PROBLEM TO SOLVE
Write out the entries again exactly as they are given.

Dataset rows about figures
== == ==
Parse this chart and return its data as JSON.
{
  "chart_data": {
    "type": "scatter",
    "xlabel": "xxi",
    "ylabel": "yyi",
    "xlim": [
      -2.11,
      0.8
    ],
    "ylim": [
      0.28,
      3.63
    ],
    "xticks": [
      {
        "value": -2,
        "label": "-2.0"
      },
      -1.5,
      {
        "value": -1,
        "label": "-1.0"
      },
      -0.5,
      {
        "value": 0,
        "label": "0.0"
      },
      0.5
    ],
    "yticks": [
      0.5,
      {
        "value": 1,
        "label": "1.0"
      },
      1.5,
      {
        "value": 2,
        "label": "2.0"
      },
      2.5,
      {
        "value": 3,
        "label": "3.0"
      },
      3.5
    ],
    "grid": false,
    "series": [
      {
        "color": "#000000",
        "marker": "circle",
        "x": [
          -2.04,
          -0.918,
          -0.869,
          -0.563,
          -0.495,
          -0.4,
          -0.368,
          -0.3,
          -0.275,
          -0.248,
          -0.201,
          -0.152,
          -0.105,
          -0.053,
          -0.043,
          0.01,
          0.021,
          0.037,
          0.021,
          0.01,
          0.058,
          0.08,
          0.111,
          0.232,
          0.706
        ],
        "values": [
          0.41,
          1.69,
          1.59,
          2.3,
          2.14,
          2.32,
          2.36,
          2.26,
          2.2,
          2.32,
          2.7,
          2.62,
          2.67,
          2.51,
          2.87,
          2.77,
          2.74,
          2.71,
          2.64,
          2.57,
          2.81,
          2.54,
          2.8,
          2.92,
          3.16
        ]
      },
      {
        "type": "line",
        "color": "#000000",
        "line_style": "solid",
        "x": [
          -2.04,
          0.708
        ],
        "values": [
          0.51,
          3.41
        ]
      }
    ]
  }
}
== == ==
EXPECTED ANSWER
Parse this chart and return its data as JSON.
{
  "chart_data": {
    "type": "scatter",
    "xlabel": "xxi",
    "ylabel": "yyi",
    "xlim": [
      -2.11,
      0.8
    ],
    "ylim": [
      0.28,
      3.63
    ],
    "xticks": [
      {
        "value": -2,
        "label": "-2.0"
      },
      -1.5,
      {
        "value": -1,
        "label": "-1.0"
      },
      -0.5,
      {
        "value": 0,
        "label": "0.0"
      },
      0.5
    ],
    "yticks": [
      0.5,
      {
        "value": 1,
        "label": "1.0"
      },
      1.5,
      {
        "value": 2,
        "label": "2.0"
      },
      2.5,
      {
        "value": 3,
        "label": "3.0"
      },
      3.5
    ],
    "grid": false,
    "series": [
      {
        "color": "#000000",
        "marker": "circle",
        "x": [
          -2.04,
          -0.918,
          -0.869,
          -0.563,
          -0.495,
          -0.4,
          -0.368,
          -0.3,
          -0.275,
          -0.248,
          -0.201,
          -0.152,
          -0.105,
          -0.053,
          -0.043,
          0.01,
          0.021,
          0.037,
          0.021,
          0.01,
          0.058,
          0.08,
          0.111,
          0.232,
          0.706
        ],
        "values": [
          0.41,
          1.69,
          1.59,
          2.3,
          2.14,
          2.32,
          2.36,
          2.26,
          2.2,
          2.32,
          2.7,
          2.62,
          2.67,
          2.51,
          2.87,
          2.77,
          2.74,
          2.71,
          2.64,
          2.57,
          2.81,
          2.54,
          2.8,
          2.92,
          3.16
        ]
      },
      {
        "type": "line",
        "color": "#000000",
        "line_style": "solid",
        "x": [
          -2.04,
          0.708
        ],
        "values": [
          0.51,
          3.41
        ]
      }
    ]
  }
}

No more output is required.